ACTIVITY: Lines containing the word "movement" in the data below: say how many, with no other text.

MATERIAL TO PROCESS below:

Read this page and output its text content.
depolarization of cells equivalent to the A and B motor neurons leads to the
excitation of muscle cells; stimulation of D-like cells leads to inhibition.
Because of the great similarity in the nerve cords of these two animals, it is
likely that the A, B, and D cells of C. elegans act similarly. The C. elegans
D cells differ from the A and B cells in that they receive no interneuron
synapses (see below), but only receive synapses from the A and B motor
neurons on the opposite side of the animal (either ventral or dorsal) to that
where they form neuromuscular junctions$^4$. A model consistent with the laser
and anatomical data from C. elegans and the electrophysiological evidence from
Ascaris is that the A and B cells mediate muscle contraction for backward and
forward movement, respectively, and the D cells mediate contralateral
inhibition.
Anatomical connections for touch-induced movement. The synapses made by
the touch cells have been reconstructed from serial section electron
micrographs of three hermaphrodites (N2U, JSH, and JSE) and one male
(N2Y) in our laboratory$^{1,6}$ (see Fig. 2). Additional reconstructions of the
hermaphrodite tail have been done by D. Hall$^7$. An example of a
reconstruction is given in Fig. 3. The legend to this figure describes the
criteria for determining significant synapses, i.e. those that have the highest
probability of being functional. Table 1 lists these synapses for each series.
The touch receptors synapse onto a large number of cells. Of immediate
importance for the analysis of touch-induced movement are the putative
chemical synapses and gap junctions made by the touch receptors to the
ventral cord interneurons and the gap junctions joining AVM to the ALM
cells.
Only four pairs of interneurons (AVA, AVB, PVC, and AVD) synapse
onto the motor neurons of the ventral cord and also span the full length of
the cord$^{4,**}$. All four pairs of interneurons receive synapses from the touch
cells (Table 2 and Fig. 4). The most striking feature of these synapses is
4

End of MATERIAL TO PROCESS.

SOLUTION FOR THIS TASK: 3